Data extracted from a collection
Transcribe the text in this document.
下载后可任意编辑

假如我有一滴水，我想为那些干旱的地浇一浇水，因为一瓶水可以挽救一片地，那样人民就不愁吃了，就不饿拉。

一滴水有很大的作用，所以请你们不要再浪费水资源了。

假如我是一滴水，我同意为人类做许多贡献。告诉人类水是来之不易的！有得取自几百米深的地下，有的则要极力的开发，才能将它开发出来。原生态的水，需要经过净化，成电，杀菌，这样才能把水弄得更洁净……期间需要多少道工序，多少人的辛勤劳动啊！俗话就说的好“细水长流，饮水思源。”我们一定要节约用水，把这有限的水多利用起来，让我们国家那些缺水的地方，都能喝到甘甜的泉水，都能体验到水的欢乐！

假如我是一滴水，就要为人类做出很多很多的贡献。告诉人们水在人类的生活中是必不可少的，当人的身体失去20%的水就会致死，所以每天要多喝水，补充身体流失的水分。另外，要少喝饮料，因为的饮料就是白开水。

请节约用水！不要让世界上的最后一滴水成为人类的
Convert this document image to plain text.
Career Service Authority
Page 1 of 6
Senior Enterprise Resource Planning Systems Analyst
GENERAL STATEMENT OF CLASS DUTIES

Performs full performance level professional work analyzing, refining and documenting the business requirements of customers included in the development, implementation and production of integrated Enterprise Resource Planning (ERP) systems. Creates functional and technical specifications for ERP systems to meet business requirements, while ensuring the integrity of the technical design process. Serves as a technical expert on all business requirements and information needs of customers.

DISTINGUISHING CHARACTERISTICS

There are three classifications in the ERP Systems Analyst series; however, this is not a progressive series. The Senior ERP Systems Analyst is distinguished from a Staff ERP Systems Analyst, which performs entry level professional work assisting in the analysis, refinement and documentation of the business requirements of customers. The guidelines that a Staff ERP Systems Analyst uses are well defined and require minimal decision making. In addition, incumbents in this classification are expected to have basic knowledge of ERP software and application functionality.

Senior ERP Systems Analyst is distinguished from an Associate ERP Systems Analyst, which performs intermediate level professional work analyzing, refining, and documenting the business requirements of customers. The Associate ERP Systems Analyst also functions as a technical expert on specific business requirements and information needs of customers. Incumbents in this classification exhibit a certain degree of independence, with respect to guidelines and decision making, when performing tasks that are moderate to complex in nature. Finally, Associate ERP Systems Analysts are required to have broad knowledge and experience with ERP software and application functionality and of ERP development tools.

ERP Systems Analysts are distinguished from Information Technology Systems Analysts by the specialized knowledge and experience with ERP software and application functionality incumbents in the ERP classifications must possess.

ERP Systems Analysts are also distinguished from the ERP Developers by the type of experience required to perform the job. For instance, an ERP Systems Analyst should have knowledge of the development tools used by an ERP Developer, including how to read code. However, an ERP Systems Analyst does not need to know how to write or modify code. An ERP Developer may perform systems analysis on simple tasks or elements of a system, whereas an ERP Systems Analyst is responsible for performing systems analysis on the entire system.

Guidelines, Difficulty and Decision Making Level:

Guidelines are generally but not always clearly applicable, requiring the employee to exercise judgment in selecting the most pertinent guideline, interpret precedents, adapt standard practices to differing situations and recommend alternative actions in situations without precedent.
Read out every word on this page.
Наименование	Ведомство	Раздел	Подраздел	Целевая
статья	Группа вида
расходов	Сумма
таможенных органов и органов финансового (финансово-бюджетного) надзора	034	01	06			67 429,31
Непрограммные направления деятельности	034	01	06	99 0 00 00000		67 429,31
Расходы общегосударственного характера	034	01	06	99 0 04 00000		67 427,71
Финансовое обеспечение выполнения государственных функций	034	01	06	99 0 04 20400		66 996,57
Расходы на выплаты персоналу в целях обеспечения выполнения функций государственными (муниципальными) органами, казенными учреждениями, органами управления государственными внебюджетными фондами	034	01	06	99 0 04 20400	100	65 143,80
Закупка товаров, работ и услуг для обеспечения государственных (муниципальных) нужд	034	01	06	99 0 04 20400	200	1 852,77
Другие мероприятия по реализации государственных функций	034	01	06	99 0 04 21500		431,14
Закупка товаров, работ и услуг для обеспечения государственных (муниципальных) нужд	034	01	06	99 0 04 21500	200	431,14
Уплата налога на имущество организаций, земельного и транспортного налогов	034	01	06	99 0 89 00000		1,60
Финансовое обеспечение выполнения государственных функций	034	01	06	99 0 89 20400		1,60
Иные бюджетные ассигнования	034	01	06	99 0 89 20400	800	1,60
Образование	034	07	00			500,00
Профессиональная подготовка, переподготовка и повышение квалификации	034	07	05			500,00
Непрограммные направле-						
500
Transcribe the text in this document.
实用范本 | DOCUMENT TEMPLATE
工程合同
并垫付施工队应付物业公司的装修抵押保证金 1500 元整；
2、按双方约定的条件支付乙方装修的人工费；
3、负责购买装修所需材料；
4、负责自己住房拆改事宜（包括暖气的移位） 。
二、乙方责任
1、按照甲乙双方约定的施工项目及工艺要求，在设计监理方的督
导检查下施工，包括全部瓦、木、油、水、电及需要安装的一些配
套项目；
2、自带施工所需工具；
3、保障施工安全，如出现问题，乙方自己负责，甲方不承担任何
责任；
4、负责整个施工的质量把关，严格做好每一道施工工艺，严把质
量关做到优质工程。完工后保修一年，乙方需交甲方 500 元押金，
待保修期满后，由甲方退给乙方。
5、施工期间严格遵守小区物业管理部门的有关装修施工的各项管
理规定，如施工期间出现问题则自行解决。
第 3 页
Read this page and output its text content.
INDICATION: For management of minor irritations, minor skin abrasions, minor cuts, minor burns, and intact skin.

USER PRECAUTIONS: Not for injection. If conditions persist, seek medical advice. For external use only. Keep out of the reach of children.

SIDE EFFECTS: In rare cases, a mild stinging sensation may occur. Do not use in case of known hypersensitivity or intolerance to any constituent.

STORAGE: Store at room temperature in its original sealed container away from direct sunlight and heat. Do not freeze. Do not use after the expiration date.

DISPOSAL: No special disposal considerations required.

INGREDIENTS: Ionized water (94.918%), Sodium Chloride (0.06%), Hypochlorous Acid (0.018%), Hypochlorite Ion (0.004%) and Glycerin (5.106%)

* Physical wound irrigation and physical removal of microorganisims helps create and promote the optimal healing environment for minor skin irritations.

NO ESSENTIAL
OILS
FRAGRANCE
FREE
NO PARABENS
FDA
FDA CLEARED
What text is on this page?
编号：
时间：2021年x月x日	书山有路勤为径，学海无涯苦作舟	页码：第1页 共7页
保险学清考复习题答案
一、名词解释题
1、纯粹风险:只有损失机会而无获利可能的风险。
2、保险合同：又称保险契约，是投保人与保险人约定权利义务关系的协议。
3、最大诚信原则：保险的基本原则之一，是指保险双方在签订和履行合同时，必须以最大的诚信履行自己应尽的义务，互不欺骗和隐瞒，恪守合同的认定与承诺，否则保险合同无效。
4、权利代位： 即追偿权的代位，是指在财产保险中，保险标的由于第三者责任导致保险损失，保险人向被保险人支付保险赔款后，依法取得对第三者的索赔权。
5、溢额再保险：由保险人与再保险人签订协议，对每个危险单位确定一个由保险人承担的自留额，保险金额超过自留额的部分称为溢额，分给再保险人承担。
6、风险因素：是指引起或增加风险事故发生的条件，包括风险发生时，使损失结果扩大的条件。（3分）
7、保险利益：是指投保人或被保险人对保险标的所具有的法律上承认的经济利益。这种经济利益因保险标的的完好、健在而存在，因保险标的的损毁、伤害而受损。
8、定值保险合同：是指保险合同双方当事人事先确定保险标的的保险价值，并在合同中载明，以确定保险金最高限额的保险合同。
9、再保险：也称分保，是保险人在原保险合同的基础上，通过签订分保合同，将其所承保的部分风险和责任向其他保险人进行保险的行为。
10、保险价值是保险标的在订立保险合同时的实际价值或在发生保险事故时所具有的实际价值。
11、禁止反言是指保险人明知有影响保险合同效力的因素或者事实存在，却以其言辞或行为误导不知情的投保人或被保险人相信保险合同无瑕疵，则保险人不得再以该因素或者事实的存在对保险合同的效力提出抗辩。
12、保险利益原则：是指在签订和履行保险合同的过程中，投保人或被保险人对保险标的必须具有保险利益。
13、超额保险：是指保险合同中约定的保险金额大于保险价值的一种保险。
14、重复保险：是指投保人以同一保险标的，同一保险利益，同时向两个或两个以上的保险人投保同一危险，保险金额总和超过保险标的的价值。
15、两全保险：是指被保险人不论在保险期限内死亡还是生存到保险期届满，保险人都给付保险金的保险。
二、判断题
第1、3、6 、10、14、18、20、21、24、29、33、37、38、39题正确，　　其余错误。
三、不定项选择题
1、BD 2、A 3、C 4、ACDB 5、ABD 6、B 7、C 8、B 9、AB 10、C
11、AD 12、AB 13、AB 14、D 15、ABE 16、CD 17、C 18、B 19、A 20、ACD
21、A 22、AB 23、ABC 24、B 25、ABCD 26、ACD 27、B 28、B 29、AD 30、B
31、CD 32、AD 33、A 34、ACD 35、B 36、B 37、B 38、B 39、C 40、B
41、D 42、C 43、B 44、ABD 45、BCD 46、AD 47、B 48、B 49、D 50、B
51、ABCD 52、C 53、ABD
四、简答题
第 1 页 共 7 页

■ What the task requires: All lines holding the word "Planning" should be picked out and copied.

■ Response to the task:
Senior Enterprise Resource Planning Systems Analyst
Performs full performance level professional work analyzing, refining and documenting the business requirements of customers included in the development, implementation and production of integrated Enterprise Resource Planning (ERP) systems. Creates functional and technical specifications for ERP systems to meet business requirements, while ensuring the integrity of the technical design process. Serves as a technical expert on all business requirements and information needs of customers.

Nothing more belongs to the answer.